■ **Instructions to follow**
The answer is all of the entries below, repeated exactly and free of pictures.

■ **Extracted entries**
↓

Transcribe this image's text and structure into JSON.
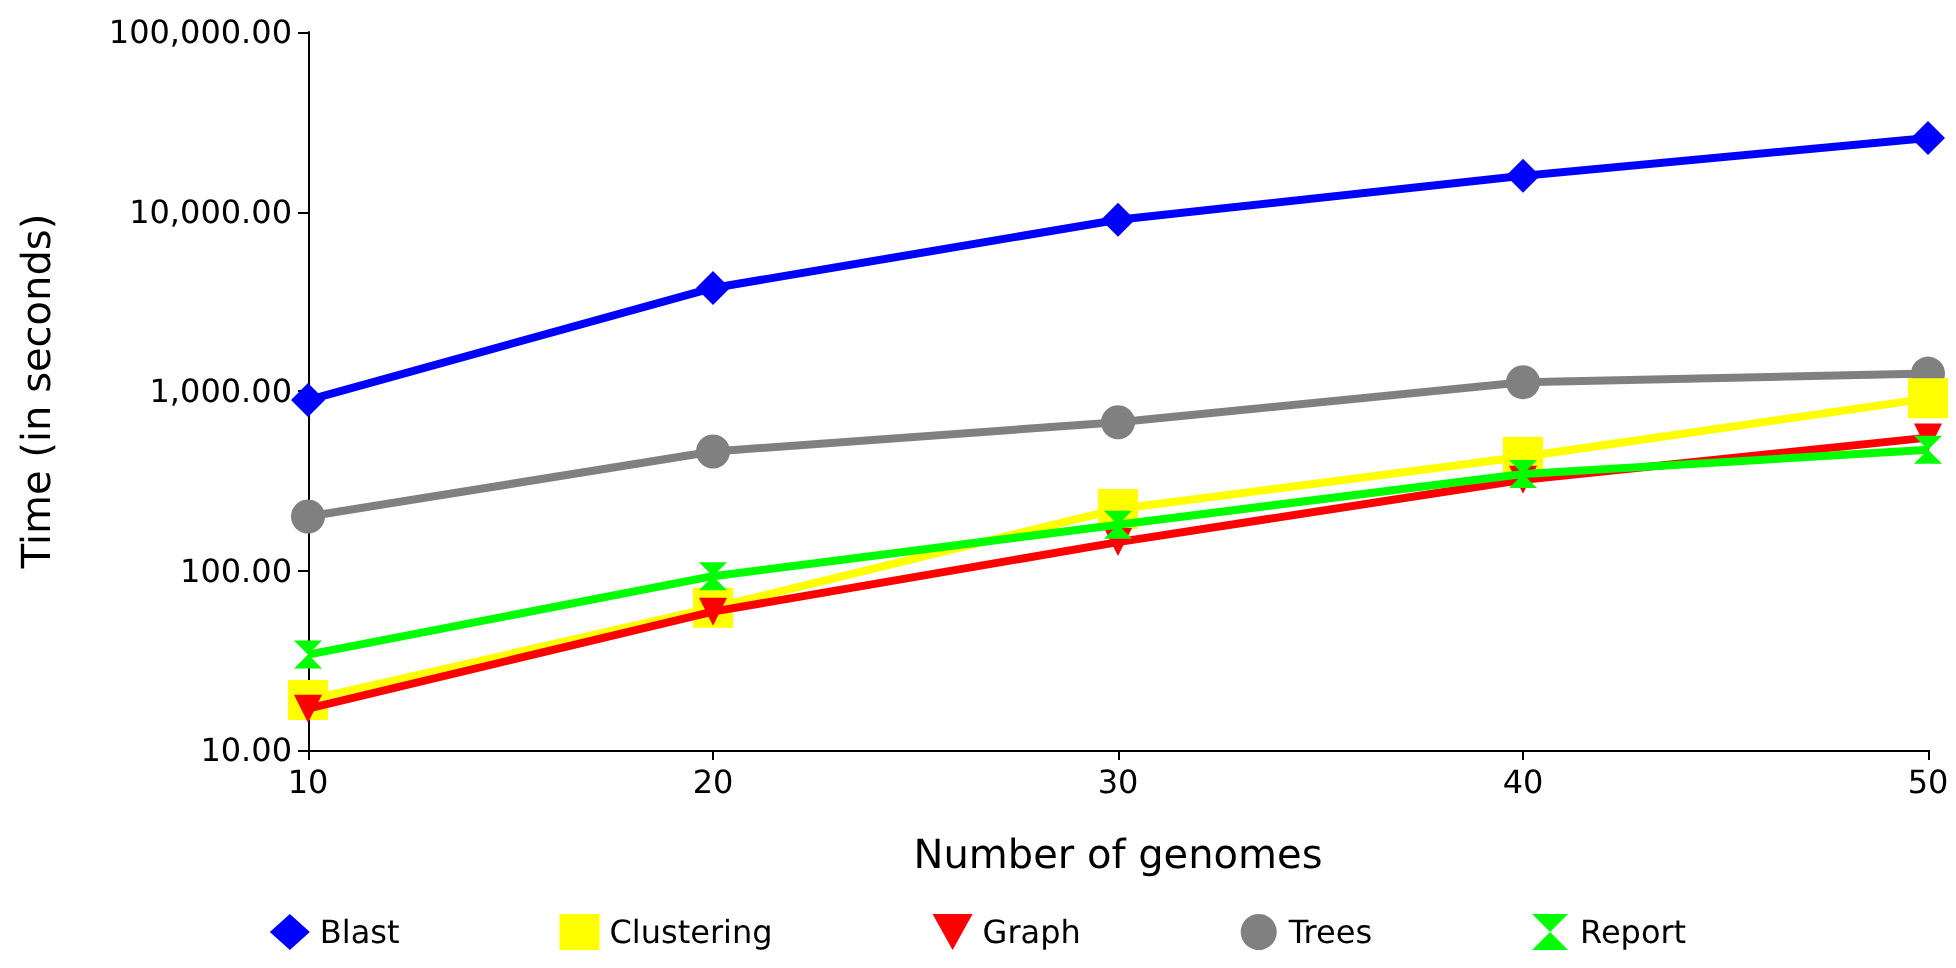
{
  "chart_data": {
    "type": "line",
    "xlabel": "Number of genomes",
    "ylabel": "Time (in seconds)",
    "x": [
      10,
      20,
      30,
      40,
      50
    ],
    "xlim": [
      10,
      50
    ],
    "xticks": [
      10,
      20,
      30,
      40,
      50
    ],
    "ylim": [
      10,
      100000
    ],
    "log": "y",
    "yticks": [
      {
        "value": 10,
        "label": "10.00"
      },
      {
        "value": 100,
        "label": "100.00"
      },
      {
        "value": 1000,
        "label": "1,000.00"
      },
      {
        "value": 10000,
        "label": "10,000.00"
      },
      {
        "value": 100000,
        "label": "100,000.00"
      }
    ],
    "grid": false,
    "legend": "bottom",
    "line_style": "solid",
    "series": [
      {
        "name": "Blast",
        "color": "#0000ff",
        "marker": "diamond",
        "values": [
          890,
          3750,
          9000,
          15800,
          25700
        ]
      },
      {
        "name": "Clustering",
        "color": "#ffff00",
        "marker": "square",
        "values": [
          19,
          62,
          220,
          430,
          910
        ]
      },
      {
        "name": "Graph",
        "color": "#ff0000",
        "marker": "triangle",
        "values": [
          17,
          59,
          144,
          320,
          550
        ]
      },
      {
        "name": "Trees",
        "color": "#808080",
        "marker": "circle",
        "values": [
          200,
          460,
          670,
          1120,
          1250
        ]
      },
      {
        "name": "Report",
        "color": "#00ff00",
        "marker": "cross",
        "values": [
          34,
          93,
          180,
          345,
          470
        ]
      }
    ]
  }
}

↑

■ **Written response**
Transcribe this image's text and structure into JSON.
{
  "chart_data": {
    "type": "line",
    "xlabel": "Number of genomes",
    "ylabel": "Time (in seconds)",
    "x": [
      10,
      20,
      30,
      40,
      50
    ],
    "xlim": [
      10,
      50
    ],
    "xticks": [
      10,
      20,
      30,
      40,
      50
    ],
    "ylim": [
      10,
      100000
    ],
    "log": "y",
    "yticks": [
      {
        "value": 10,
        "label": "10.00"
      },
      {
        "value": 100,
        "label": "100.00"
      },
      {
        "value": 1000,
        "label": "1,000.00"
      },
      {
        "value": 10000,
        "label": "10,000.00"
      },
      {
        "value": 100000,
        "label": "100,000.00"
      }
    ],
    "grid": false,
    "legend": "bottom",
    "line_style": "solid",
    "series": [
      {
        "name": "Blast",
        "color": "#0000ff",
        "marker": "diamond",
        "values": [
          890,
          3750,
          9000,
          15800,
          25700
        ]
      },
      {
        "name": "Clustering",
        "color": "#ffff00",
        "marker": "square",
        "values": [
          19,
          62,
          220,
          430,
          910
        ]
      },
      {
        "name": "Graph",
        "color": "#ff0000",
        "marker": "triangle",
        "values": [
          17,
          59,
          144,
          320,
          550
        ]
      },
      {
        "name": "Trees",
        "color": "#808080",
        "marker": "circle",
        "values": [
          200,
          460,
          670,
          1120,
          1250
        ]
      },
      {
        "name": "Report",
        "color": "#00ff00",
        "marker": "cross",
        "values": [
          34,
          93,
          180,
          345,
          470
        ]
      }
    ]
  }
}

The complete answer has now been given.